Written task: Reproduce every line of the listing as written, apart from the pictures.

Entries supplied:
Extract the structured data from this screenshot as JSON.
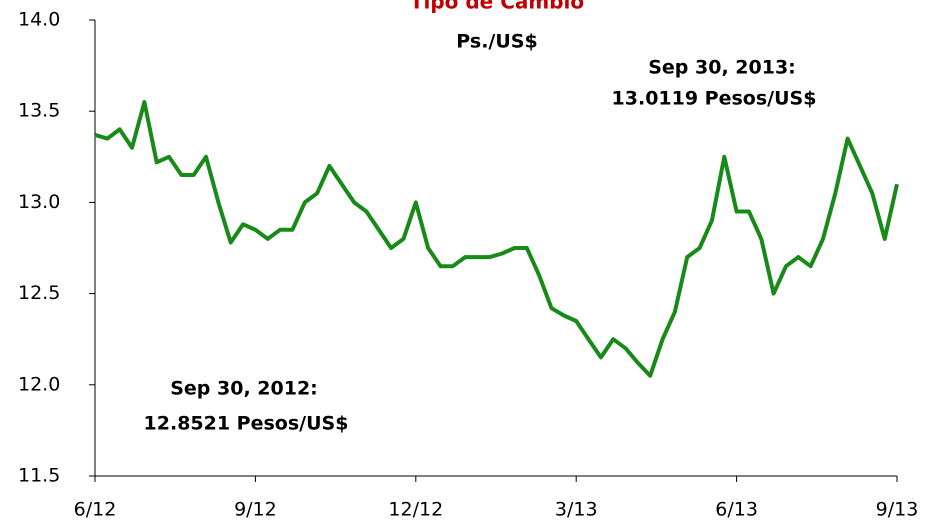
{
  "chart_data": {
    "type": "line",
    "title": "Tipo de Cambio",
    "subtitle": "Ps./US$",
    "annotations": [
      "Sep 30, 2013:",
      "13.0119 Pesos/US$",
      "Sep 30, 2012:",
      "12.8521 Pesos/US$"
    ],
    "categories": [
      "6/12",
      null,
      null,
      null,
      null,
      null,
      null,
      null,
      null,
      null,
      null,
      null,
      null,
      "9/12",
      null,
      null,
      null,
      null,
      null,
      null,
      null,
      null,
      null,
      null,
      null,
      null,
      "12/12",
      null,
      null,
      null,
      null,
      null,
      null,
      null,
      null,
      null,
      null,
      null,
      null,
      "3/13",
      null,
      null,
      null,
      null,
      null,
      null,
      null,
      null,
      null,
      null,
      null,
      null,
      "6/13",
      null,
      null,
      null,
      null,
      null,
      null,
      null,
      null,
      null,
      null,
      null,
      null,
      "9/13"
    ],
    "series": [
      {
        "name": "Tipo de Cambio",
        "color": "#178a17",
        "values": [
          13.37,
          13.35,
          13.4,
          13.3,
          13.55,
          13.22,
          13.25,
          13.15,
          13.15,
          13.25,
          13.0,
          12.78,
          12.88,
          12.85,
          12.8,
          12.85,
          12.85,
          13.0,
          13.05,
          13.2,
          13.1,
          13.0,
          12.95,
          12.85,
          12.75,
          12.8,
          13.0,
          12.75,
          12.65,
          12.65,
          12.7,
          12.7,
          12.7,
          12.72,
          12.75,
          12.75,
          12.6,
          12.42,
          12.38,
          12.35,
          12.25,
          12.15,
          12.25,
          12.2,
          12.12,
          12.05,
          12.25,
          12.4,
          12.7,
          12.75,
          12.9,
          13.25,
          12.95,
          12.95,
          12.8,
          12.5,
          12.65,
          12.7,
          12.65,
          12.8,
          13.05,
          13.35,
          13.2,
          13.05,
          12.8,
          13.1
        ]
      }
    ],
    "ylim": [
      11.5,
      14.0
    ],
    "yticks": [
      {
        "value": 11.5,
        "label": "11.5"
      },
      {
        "value": 12.0,
        "label": "12.0"
      },
      {
        "value": 12.5,
        "label": "12.5"
      },
      {
        "value": 13.0,
        "label": "13.0"
      },
      {
        "value": 13.5,
        "label": "13.5"
      },
      {
        "value": 14.0,
        "label": "14.0"
      }
    ],
    "title_color": "#c00000"
  }
}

Written answer:
Extract the structured data from this screenshot as JSON.
{
  "chart_data": {
    "type": "line",
    "title": "Tipo de Cambio",
    "subtitle": "Ps./US$",
    "annotations": [
      "Sep 30, 2013:",
      "13.0119 Pesos/US$",
      "Sep 30, 2012:",
      "12.8521 Pesos/US$"
    ],
    "categories": [
      "6/12",
      null,
      null,
      null,
      null,
      null,
      null,
      null,
      null,
      null,
      null,
      null,
      null,
      "9/12",
      null,
      null,
      null,
      null,
      null,
      null,
      null,
      null,
      null,
      null,
      null,
      null,
      "12/12",
      null,
      null,
      null,
      null,
      null,
      null,
      null,
      null,
      null,
      null,
      null,
      null,
      "3/13",
      null,
      null,
      null,
      null,
      null,
      null,
      null,
      null,
      null,
      null,
      null,
      null,
      "6/13",
      null,
      null,
      null,
      null,
      null,
      null,
      null,
      null,
      null,
      null,
      null,
      null,
      "9/13"
    ],
    "series": [
      {
        "name": "Tipo de Cambio",
        "color": "#178a17",
        "values": [
          13.37,
          13.35,
          13.4,
          13.3,
          13.55,
          13.22,
          13.25,
          13.15,
          13.15,
          13.25,
          13.0,
          12.78,
          12.88,
          12.85,
          12.8,
          12.85,
          12.85,
          13.0,
          13.05,
          13.2,
          13.1,
          13.0,
          12.95,
          12.85,
          12.75,
          12.8,
          13.0,
          12.75,
          12.65,
          12.65,
          12.7,
          12.7,
          12.7,
          12.72,
          12.75,
          12.75,
          12.6,
          12.42,
          12.38,
          12.35,
          12.25,
          12.15,
          12.25,
          12.2,
          12.12,
          12.05,
          12.25,
          12.4,
          12.7,
          12.75,
          12.9,
          13.25,
          12.95,
          12.95,
          12.8,
          12.5,
          12.65,
          12.7,
          12.65,
          12.8,
          13.05,
          13.35,
          13.2,
          13.05,
          12.8,
          13.1
        ]
      }
    ],
    "ylim": [
      11.5,
      14.0
    ],
    "yticks": [
      {
        "value": 11.5,
        "label": "11.5"
      },
      {
        "value": 12.0,
        "label": "12.0"
      },
      {
        "value": 12.5,
        "label": "12.5"
      },
      {
        "value": 13.0,
        "label": "13.0"
      },
      {
        "value": 13.5,
        "label": "13.5"
      },
      {
        "value": 14.0,
        "label": "14.0"
      }
    ],
    "title_color": "#c00000"
  }
}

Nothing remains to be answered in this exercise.